**REQUIREMENTS:** Copy out all the lines where "field" shows up.

(Records that describe figures)
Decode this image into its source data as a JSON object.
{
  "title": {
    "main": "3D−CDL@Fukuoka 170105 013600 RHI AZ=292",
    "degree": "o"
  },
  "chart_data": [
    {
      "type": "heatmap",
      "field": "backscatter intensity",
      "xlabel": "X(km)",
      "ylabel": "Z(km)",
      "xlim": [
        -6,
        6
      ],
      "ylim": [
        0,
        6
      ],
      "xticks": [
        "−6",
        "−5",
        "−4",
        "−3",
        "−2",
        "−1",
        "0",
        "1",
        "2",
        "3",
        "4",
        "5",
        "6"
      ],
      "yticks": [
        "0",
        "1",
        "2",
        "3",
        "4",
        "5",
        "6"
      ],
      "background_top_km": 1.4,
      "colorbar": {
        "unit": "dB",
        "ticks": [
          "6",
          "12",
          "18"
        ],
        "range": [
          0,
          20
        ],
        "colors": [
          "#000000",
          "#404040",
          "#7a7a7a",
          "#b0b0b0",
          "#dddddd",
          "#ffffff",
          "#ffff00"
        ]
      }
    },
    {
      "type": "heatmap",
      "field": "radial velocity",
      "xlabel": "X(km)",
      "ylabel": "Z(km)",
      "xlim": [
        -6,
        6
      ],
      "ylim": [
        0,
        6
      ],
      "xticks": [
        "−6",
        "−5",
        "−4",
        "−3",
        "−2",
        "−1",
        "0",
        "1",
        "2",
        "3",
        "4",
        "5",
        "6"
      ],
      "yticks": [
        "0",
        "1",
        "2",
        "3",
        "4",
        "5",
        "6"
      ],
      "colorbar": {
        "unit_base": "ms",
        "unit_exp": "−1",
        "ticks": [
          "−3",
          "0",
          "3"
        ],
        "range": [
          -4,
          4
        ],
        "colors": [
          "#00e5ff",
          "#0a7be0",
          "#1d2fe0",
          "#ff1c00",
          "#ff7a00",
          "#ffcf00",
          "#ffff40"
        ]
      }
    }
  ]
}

**RESPONSE BELOW:**
      "field": "backscatter intensity",
      "field": "radial velocity",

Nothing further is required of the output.